--- START Task inputs ---
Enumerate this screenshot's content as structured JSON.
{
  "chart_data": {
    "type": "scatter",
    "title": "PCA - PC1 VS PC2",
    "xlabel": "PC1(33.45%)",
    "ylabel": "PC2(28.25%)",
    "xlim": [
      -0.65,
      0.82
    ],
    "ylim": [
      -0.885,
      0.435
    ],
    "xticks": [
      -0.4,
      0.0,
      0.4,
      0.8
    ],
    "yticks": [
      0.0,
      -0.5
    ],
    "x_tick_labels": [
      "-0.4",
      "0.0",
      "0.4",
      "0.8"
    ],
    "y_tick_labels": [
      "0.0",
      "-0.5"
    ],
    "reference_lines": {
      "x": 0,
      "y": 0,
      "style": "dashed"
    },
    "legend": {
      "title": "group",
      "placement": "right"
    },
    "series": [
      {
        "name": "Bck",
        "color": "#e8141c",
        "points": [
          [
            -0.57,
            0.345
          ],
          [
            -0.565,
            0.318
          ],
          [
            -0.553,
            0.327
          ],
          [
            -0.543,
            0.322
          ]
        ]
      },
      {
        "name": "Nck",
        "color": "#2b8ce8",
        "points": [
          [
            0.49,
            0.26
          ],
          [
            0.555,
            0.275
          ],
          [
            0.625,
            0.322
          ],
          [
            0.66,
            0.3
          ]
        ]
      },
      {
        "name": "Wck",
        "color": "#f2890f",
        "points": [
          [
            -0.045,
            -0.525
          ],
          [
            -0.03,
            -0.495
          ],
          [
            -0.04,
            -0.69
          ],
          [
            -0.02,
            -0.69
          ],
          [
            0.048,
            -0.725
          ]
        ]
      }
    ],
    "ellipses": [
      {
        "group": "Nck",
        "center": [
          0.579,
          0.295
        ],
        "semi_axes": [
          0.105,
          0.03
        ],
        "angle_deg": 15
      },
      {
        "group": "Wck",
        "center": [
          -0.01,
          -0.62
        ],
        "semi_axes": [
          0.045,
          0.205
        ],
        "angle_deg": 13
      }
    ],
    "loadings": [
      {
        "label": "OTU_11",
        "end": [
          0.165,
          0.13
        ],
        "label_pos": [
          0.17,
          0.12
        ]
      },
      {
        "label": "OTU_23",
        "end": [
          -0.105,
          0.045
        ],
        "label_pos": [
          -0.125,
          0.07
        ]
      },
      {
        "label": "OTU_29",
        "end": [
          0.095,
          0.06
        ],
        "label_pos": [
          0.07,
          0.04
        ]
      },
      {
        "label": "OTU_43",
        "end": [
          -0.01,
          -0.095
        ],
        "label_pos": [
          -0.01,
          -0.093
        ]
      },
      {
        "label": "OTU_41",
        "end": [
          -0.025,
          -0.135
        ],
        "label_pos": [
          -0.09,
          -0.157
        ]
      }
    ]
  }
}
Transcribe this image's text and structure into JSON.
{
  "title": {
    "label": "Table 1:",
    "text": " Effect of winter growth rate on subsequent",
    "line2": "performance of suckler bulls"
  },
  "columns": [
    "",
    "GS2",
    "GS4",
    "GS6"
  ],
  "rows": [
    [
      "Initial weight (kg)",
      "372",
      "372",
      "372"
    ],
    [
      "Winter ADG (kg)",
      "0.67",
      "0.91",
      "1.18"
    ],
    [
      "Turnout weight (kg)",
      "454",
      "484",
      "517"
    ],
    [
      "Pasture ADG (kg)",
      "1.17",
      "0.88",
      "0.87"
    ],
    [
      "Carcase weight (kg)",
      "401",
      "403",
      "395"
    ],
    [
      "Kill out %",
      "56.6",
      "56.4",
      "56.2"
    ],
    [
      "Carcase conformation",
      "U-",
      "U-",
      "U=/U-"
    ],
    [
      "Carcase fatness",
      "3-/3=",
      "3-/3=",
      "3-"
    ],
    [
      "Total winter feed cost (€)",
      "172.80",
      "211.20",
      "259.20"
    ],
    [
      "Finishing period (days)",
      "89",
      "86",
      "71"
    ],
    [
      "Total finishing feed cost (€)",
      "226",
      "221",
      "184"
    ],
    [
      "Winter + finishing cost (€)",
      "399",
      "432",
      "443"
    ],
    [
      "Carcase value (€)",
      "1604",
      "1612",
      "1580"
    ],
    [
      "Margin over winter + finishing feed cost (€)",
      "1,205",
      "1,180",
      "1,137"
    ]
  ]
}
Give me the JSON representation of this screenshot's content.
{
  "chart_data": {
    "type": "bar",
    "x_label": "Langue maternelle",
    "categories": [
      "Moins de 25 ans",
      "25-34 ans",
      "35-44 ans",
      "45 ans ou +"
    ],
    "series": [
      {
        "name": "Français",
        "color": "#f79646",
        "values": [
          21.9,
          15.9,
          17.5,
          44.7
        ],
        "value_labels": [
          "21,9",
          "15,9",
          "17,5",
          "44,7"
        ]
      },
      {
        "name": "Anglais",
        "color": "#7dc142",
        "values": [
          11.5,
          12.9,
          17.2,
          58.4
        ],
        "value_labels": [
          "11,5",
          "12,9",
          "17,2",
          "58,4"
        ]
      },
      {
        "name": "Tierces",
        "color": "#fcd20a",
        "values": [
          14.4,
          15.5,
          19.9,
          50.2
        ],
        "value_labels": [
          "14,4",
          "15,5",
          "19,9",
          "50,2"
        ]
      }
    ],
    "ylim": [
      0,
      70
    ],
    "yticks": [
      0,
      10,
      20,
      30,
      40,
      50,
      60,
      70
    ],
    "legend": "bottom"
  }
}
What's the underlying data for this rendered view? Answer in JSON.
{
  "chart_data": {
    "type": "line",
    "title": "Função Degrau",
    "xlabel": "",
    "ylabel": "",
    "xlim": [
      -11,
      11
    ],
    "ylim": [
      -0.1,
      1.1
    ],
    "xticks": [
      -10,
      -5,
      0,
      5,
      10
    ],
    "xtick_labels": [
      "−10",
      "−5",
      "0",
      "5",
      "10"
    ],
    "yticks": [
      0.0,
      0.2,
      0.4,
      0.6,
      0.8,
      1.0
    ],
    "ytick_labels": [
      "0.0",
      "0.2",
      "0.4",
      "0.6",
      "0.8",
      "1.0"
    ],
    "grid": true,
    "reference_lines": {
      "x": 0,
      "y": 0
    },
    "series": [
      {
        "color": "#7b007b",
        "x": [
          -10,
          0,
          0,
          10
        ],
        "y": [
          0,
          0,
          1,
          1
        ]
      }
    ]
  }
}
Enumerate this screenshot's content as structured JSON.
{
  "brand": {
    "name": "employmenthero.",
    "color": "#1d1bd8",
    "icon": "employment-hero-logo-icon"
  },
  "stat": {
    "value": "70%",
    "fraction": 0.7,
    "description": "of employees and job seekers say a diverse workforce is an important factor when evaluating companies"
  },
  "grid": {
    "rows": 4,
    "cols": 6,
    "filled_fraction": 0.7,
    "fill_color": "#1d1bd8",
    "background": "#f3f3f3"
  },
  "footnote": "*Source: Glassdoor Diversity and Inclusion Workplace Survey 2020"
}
--- END Task inputs ---
Locate the line that contains "What's the underlying". Repeat it and every line after it, up to and including the final line, exactly.

▶ _Output of the exercise_:
What's the underlying data for this rendered view? Answer in JSON.
{
  "chart_data": {
    "type": "line",
    "title": "Função Degrau",
    "xlabel": "",
    "ylabel": "",
    "xlim": [
      -11,
      11
    ],
    "ylim": [
      -0.1,
      1.1
    ],
    "xticks": [
      -10,
      -5,
      0,
      5,
      10
    ],
    "xtick_labels": [
      "−10",
      "−5",
      "0",
      "5",
      "10"
    ],
    "yticks": [
      0.0,
      0.2,
      0.4,
      0.6,
      0.8,
      1.0
    ],
    "ytick_labels": [
      "0.0",
      "0.2",
      "0.4",
      "0.6",
      "0.8",
      "1.0"
    ],
    "grid": true,
    "reference_lines": {
      "x": 0,
      "y": 0
    },
    "series": [
      {
        "color": "#7b007b",
        "x": [
          -10,
          0,
          0,
          10
        ],
        "y": [
          0,
          0,
          1,
          1
        ]
      }
    ]
  }
}
Enumerate this screenshot's content as structured JSON.
{
  "brand": {
    "name": "employmenthero.",
    "color": "#1d1bd8",
    "icon": "employment-hero-logo-icon"
  },
  "stat": {
    "value": "70%",
    "fraction": 0.7,
    "description": "of employees and job seekers say a diverse workforce is an important factor when evaluating companies"
  },
  "grid": {
    "rows": 4,
    "cols": 6,
    "filled_fraction": 0.7,
    "fill_color": "#1d1bd8",
    "background": "#f3f3f3"
  },
  "footnote": "*Source: Glassdoor Diversity and Inclusion Workplace Survey 2020"
}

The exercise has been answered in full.